Give only the number of lines that hold the word "utils".

+---+

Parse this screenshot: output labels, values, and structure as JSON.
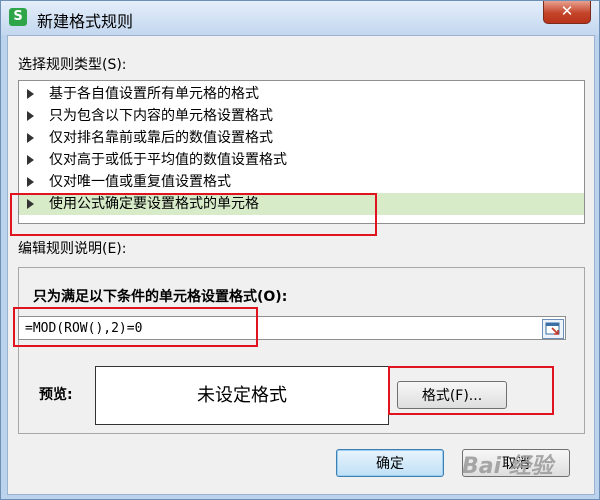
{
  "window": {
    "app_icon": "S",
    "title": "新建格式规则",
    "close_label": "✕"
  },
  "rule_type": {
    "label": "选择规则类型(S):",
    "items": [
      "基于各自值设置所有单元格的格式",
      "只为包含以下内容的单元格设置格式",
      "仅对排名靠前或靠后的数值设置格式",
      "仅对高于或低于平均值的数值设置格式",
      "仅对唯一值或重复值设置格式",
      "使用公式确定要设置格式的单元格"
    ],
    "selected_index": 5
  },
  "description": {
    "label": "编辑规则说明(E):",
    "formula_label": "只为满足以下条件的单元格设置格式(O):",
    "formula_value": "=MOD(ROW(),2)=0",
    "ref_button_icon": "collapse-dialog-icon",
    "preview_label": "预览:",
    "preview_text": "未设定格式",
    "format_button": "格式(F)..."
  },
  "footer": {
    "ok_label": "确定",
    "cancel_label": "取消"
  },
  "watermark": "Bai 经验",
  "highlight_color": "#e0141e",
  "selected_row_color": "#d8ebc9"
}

+---+

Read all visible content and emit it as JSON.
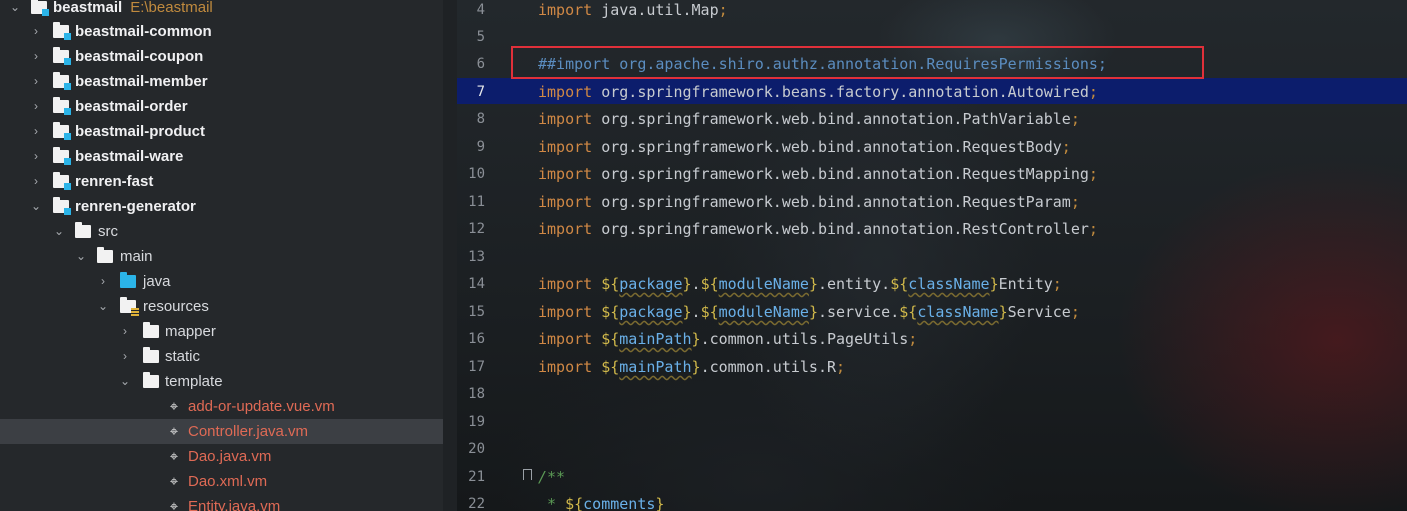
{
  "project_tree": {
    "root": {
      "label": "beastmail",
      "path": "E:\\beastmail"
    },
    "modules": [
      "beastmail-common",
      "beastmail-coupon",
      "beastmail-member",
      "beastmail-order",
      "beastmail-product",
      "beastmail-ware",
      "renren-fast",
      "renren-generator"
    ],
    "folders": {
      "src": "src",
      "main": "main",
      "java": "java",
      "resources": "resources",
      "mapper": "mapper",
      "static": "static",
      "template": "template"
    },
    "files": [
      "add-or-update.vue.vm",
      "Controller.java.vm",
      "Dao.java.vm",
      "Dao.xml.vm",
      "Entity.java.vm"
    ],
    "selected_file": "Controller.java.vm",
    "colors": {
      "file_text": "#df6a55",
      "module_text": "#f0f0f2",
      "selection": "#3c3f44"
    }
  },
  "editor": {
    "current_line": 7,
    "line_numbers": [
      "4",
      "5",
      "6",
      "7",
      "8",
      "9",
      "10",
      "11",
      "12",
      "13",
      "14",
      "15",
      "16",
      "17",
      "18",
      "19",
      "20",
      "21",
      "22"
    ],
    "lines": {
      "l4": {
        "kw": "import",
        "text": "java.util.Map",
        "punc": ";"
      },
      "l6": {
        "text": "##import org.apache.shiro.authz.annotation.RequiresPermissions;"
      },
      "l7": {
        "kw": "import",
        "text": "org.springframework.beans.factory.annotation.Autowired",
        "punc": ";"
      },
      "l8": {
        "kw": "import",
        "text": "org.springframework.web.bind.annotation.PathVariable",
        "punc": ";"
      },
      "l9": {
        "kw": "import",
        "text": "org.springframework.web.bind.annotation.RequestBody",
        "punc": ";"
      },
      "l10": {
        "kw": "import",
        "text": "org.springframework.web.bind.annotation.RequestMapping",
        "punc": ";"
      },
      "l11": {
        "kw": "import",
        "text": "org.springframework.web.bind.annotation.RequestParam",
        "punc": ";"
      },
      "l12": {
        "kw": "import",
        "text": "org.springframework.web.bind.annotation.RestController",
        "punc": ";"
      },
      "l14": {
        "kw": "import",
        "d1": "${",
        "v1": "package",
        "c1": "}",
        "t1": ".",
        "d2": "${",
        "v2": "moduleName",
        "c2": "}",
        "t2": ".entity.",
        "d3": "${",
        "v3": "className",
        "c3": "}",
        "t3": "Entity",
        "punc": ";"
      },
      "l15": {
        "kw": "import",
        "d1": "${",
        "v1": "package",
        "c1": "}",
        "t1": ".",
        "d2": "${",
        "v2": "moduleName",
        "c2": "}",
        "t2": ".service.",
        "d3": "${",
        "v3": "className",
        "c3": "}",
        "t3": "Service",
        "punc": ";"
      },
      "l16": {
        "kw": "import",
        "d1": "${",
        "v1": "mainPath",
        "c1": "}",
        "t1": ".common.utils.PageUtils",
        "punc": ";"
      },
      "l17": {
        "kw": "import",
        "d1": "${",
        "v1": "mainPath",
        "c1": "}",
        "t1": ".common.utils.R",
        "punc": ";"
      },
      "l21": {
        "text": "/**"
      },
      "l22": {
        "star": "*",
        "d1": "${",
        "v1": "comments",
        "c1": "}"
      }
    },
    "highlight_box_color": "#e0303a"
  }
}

+---+

SOLUTION BELOW →
2